===== Registros de datos

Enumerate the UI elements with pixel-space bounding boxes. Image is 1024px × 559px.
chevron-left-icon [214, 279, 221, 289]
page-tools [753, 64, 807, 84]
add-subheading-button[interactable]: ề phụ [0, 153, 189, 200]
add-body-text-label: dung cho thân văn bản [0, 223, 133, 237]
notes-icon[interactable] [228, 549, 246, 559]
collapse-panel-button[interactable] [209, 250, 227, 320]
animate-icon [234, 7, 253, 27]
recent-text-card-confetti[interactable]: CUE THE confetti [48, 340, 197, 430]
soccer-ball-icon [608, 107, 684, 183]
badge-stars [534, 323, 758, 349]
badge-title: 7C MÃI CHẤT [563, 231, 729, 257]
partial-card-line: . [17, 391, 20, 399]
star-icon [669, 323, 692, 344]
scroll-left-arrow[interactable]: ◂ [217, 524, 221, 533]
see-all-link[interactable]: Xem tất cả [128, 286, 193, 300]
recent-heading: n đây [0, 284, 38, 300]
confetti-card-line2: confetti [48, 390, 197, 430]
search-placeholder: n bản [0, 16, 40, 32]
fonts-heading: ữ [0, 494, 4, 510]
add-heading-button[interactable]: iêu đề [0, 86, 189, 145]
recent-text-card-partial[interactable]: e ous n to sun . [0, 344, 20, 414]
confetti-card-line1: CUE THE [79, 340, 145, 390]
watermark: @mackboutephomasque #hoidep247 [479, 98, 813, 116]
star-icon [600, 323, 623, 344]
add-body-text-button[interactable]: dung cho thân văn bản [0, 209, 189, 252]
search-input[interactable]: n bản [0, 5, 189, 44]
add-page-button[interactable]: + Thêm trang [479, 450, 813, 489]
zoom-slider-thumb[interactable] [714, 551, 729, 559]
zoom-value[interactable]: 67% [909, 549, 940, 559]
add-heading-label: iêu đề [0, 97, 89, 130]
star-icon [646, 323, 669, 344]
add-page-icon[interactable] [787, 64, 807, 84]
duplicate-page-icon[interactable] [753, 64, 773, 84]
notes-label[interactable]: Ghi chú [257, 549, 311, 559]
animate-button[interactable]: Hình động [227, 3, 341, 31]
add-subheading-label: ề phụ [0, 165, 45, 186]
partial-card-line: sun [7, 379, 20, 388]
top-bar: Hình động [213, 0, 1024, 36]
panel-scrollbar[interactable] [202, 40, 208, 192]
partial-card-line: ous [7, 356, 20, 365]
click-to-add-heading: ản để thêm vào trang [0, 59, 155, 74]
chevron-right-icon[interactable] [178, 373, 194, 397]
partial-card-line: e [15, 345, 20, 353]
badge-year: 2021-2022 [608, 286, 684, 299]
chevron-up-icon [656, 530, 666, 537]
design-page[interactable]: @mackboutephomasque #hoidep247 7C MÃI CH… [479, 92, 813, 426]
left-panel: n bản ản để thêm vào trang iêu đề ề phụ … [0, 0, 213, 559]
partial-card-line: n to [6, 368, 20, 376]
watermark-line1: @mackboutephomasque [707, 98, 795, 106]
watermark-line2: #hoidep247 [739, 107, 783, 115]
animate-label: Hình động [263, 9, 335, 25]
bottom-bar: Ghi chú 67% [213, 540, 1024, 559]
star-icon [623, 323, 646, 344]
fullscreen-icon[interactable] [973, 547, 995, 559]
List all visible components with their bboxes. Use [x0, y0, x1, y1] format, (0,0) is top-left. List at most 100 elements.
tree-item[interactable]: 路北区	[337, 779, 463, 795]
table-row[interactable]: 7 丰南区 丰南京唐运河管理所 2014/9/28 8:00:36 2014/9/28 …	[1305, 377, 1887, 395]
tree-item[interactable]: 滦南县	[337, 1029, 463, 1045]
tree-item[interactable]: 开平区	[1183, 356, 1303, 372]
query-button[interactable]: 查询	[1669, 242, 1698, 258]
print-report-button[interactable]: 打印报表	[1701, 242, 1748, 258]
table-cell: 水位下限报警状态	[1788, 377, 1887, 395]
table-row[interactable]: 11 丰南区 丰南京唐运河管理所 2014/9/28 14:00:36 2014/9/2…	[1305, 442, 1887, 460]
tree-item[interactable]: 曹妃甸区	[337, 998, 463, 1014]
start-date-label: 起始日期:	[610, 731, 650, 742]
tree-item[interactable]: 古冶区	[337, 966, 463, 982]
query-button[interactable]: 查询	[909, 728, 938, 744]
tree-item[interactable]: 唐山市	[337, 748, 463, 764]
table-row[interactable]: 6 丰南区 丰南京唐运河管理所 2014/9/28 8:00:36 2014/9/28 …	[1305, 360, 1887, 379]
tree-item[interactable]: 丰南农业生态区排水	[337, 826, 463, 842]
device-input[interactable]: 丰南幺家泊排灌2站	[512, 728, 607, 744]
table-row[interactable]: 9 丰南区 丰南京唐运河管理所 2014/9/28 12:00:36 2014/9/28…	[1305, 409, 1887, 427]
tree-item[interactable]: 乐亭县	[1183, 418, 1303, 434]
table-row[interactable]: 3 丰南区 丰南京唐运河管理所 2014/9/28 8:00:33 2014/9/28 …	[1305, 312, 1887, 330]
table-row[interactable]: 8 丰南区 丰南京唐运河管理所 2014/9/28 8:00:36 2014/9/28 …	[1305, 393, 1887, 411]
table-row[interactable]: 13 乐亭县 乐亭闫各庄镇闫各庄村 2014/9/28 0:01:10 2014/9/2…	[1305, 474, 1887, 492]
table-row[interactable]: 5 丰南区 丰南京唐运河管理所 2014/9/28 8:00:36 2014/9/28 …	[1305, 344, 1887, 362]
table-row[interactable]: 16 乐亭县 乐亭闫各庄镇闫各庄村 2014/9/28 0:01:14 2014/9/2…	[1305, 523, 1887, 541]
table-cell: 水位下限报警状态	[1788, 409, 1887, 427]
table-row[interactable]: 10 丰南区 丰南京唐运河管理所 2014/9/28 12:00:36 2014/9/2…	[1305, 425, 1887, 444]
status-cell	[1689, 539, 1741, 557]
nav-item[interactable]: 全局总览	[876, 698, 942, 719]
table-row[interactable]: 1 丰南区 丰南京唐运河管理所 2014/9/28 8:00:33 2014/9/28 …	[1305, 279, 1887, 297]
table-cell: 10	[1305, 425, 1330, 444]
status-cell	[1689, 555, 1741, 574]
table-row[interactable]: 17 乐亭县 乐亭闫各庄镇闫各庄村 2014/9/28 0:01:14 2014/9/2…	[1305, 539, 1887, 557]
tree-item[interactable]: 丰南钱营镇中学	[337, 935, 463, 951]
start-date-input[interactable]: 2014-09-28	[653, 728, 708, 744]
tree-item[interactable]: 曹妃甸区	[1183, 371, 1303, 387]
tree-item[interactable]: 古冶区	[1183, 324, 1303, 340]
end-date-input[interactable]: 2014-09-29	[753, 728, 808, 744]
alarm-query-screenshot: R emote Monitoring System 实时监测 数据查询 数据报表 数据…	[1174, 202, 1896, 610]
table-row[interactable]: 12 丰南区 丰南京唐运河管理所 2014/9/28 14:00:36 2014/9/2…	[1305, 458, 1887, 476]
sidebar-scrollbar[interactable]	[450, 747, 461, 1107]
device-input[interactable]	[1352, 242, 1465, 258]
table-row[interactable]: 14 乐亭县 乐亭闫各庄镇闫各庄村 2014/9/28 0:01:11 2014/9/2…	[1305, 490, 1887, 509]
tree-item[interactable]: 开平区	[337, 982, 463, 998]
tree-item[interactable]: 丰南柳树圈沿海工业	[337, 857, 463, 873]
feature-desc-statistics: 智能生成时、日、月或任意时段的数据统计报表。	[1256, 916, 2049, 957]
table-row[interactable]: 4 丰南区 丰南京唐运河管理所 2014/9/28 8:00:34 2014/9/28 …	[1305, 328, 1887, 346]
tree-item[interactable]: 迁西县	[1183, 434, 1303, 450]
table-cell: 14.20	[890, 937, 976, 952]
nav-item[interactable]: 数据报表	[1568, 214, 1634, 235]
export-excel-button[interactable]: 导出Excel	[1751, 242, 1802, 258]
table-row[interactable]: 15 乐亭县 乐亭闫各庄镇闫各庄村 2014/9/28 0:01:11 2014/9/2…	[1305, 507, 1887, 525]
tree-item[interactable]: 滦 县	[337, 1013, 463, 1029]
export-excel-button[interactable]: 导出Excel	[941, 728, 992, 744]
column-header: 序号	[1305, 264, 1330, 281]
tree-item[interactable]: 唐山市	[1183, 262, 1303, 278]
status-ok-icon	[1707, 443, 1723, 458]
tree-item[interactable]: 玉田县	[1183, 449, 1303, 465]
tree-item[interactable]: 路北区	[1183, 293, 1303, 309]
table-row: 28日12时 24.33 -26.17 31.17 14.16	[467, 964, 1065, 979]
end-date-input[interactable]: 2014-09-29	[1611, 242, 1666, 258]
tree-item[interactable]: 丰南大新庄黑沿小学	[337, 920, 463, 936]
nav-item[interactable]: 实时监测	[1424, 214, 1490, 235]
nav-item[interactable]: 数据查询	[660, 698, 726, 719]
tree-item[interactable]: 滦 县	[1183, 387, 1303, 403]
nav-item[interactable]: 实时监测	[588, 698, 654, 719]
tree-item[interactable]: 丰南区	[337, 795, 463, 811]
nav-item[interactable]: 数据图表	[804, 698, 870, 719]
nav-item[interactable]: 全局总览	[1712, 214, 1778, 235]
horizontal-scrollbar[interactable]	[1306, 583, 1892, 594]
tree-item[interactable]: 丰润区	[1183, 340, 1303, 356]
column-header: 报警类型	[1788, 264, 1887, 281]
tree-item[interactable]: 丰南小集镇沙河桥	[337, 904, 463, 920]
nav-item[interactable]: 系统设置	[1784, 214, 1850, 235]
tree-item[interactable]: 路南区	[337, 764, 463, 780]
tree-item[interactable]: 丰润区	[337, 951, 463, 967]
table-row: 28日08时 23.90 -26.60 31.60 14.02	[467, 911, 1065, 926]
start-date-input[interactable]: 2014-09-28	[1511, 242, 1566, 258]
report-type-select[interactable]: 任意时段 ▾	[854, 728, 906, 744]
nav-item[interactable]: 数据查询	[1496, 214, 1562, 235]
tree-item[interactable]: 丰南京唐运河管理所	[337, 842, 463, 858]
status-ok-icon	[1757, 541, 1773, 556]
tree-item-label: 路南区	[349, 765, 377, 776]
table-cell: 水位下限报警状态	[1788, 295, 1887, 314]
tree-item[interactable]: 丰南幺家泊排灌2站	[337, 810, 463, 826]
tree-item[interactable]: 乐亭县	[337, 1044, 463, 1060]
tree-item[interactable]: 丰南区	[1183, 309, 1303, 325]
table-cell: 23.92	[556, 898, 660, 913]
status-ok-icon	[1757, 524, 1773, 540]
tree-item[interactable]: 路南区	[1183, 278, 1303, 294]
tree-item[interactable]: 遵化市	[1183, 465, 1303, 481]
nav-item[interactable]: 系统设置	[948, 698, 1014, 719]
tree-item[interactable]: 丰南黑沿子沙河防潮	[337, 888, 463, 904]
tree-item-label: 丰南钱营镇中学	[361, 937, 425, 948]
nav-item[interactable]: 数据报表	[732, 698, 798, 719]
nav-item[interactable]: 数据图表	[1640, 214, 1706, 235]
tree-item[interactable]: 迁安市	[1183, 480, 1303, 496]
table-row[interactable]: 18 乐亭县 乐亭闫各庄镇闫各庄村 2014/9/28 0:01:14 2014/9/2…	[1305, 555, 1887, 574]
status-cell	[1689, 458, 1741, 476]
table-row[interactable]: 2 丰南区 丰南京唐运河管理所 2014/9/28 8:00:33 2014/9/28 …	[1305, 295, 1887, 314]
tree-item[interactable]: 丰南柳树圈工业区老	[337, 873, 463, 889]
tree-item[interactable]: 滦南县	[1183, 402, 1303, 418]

==========

Tarea → Reproduce sin cambios el tramo de los registros que va desde el principio hasta la línea que contiene "fonts-heading: ữ [0, 494, 4, 510]", incluida esa línea.

Respuesta desarrollada →
Enumerate the UI elements with pixel-space bounding boxes. Image is 1024px × 559px.
chevron-left-icon [214, 279, 221, 289]
page-tools [753, 64, 807, 84]
add-subheading-button[interactable]: ề phụ [0, 153, 189, 200]
add-body-text-label: dung cho thân văn bản [0, 223, 133, 237]
notes-icon[interactable] [228, 549, 246, 559]
collapse-panel-button[interactable] [209, 250, 227, 320]
animate-icon [234, 7, 253, 27]
recent-text-card-confetti[interactable]: CUE THE confetti [48, 340, 197, 430]
soccer-ball-icon [608, 107, 684, 183]
badge-stars [534, 323, 758, 349]
badge-title: 7C MÃI CHẤT [563, 231, 729, 257]
partial-card-line: . [17, 391, 20, 399]
star-icon [669, 323, 692, 344]
scroll-left-arrow[interactable]: ◂ [217, 524, 221, 533]
see-all-link[interactable]: Xem tất cả [128, 286, 193, 300]
recent-heading: n đây [0, 284, 38, 300]
confetti-card-line2: confetti [48, 390, 197, 430]
search-placeholder: n bản [0, 16, 40, 32]
fonts-heading: ữ [0, 494, 4, 510]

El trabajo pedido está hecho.